--- Start of MATERIAL FOR THIS EXERCISE ---

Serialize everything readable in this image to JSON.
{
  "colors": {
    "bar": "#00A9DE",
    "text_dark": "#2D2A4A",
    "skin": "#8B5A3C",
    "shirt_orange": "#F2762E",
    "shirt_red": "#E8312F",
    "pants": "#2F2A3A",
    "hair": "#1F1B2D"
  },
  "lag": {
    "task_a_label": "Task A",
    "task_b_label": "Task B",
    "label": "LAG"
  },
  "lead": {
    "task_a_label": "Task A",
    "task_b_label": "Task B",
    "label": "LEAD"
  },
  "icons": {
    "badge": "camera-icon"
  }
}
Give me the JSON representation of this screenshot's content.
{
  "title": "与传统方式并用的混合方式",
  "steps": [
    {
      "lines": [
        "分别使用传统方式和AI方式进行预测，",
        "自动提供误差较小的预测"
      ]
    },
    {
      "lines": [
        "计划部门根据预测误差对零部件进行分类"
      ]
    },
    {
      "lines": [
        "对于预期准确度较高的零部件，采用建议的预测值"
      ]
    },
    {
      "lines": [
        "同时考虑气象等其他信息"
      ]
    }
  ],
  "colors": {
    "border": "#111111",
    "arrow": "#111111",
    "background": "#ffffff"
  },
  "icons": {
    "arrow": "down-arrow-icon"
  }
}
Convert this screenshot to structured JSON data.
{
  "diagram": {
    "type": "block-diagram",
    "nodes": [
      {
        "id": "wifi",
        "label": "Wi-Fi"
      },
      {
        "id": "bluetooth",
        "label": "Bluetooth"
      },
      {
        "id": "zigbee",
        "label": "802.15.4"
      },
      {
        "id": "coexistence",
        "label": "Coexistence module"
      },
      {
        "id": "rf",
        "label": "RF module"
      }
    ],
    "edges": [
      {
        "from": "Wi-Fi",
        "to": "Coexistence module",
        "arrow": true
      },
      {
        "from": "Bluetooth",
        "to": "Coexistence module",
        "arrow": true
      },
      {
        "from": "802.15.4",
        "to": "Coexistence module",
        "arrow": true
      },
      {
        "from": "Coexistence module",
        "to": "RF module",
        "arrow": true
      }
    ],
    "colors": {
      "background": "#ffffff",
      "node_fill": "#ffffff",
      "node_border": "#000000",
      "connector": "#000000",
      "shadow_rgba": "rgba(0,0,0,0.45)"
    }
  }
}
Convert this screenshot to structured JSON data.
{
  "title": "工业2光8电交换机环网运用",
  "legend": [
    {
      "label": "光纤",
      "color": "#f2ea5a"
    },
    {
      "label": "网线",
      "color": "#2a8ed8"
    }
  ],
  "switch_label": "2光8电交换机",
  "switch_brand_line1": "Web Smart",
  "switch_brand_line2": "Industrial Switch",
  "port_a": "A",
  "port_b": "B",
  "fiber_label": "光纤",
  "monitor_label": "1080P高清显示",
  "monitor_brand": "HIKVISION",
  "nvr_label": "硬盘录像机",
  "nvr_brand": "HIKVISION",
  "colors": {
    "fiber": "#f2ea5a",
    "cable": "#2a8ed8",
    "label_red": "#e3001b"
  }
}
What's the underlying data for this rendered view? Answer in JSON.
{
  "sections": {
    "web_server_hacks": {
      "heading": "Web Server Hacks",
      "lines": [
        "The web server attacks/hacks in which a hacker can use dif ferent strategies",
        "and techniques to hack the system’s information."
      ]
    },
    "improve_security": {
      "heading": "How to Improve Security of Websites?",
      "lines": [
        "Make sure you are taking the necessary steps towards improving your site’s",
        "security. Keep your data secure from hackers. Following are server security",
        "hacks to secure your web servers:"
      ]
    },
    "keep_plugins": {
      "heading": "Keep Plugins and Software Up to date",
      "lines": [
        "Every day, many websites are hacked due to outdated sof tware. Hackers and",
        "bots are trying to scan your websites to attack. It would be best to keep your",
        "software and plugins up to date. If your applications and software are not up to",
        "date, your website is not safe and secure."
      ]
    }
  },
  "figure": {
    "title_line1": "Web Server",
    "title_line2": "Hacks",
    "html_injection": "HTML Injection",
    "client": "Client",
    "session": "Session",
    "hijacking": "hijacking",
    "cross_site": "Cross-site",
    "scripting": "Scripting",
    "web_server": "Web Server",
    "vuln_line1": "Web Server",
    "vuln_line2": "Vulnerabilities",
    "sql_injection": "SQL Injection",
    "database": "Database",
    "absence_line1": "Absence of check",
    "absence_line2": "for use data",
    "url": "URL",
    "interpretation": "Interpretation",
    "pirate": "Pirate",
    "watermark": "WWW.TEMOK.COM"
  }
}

--- End of MATERIAL FOR THIS EXERCISE ---

◆ AIM OF THE EXERCISE ◆
Repeat the records above in full, character for character.

◆ ANSWER TO THIS EXERCISE ◆
Serialize everything readable in this image to JSON.
{
  "colors": {
    "bar": "#00A9DE",
    "text_dark": "#2D2A4A",
    "skin": "#8B5A3C",
    "shirt_orange": "#F2762E",
    "shirt_red": "#E8312F",
    "pants": "#2F2A3A",
    "hair": "#1F1B2D"
  },
  "lag": {
    "task_a_label": "Task A",
    "task_b_label": "Task B",
    "label": "LAG"
  },
  "lead": {
    "task_a_label": "Task A",
    "task_b_label": "Task B",
    "label": "LEAD"
  },
  "icons": {
    "badge": "camera-icon"
  }
}
Give me the JSON representation of this screenshot's content.
{
  "title": "与传统方式并用的混合方式",
  "steps": [
    {
      "lines": [
        "分别使用传统方式和AI方式进行预测，",
        "自动提供误差较小的预测"
      ]
    },
    {
      "lines": [
        "计划部门根据预测误差对零部件进行分类"
      ]
    },
    {
      "lines": [
        "对于预期准确度较高的零部件，采用建议的预测值"
      ]
    },
    {
      "lines": [
        "同时考虑气象等其他信息"
      ]
    }
  ],
  "colors": {
    "border": "#111111",
    "arrow": "#111111",
    "background": "#ffffff"
  },
  "icons": {
    "arrow": "down-arrow-icon"
  }
}
Convert this screenshot to structured JSON data.
{
  "diagram": {
    "type": "block-diagram",
    "nodes": [
      {
        "id": "wifi",
        "label": "Wi-Fi"
      },
      {
        "id": "bluetooth",
        "label": "Bluetooth"
      },
      {
        "id": "zigbee",
        "label": "802.15.4"
      },
      {
        "id": "coexistence",
        "label": "Coexistence module"
      },
      {
        "id": "rf",
        "label": "RF module"
      }
    ],
    "edges": [
      {
        "from": "Wi-Fi",
        "to": "Coexistence module",
        "arrow": true
      },
      {
        "from": "Bluetooth",
        "to": "Coexistence module",
        "arrow": true
      },
      {
        "from": "802.15.4",
        "to": "Coexistence module",
        "arrow": true
      },
      {
        "from": "Coexistence module",
        "to": "RF module",
        "arrow": true
      }
    ],
    "colors": {
      "background": "#ffffff",
      "node_fill": "#ffffff",
      "node_border": "#000000",
      "connector": "#000000",
      "shadow_rgba": "rgba(0,0,0,0.45)"
    }
  }
}
Convert this screenshot to structured JSON data.
{
  "title": "工业2光8电交换机环网运用",
  "legend": [
    {
      "label": "光纤",
      "color": "#f2ea5a"
    },
    {
      "label": "网线",
      "color": "#2a8ed8"
    }
  ],
  "switch_label": "2光8电交换机",
  "switch_brand_line1": "Web Smart",
  "switch_brand_line2": "Industrial Switch",
  "port_a": "A",
  "port_b": "B",
  "fiber_label": "光纤",
  "monitor_label": "1080P高清显示",
  "monitor_brand": "HIKVISION",
  "nvr_label": "硬盘录像机",
  "nvr_brand": "HIKVISION",
  "colors": {
    "fiber": "#f2ea5a",
    "cable": "#2a8ed8",
    "label_red": "#e3001b"
  }
}
What's the underlying data for this rendered view? Answer in JSON.
{
  "sections": {
    "web_server_hacks": {
      "heading": "Web Server Hacks",
      "lines": [
        "The web server attacks/hacks in which a hacker can use dif ferent strategies",
        "and techniques to hack the system’s information."
      ]
    },
    "improve_security": {
      "heading": "How to Improve Security of Websites?",
      "lines": [
        "Make sure you are taking the necessary steps towards improving your site’s",
        "security. Keep your data secure from hackers. Following are server security",
        "hacks to secure your web servers:"
      ]
    },
    "keep_plugins": {
      "heading": "Keep Plugins and Software Up to date",
      "lines": [
        "Every day, many websites are hacked due to outdated sof tware. Hackers and",
        "bots are trying to scan your websites to attack. It would be best to keep your",
        "software and plugins up to date. If your applications and software are not up to",
        "date, your website is not safe and secure."
      ]
    }
  },
  "figure": {
    "title_line1": "Web Server",
    "title_line2": "Hacks",
    "html_injection": "HTML Injection",
    "client": "Client",
    "session": "Session",
    "hijacking": "hijacking",
    "cross_site": "Cross-site",
    "scripting": "Scripting",
    "web_server": "Web Server",
    "vuln_line1": "Web Server",
    "vuln_line2": "Vulnerabilities",
    "sql_injection": "SQL Injection",
    "database": "Database",
    "absence_line1": "Absence of check",
    "absence_line2": "for use data",
    "url": "URL",
    "interpretation": "Interpretation",
    "pirate": "Pirate",
    "watermark": "WWW.TEMOK.COM"
  }
}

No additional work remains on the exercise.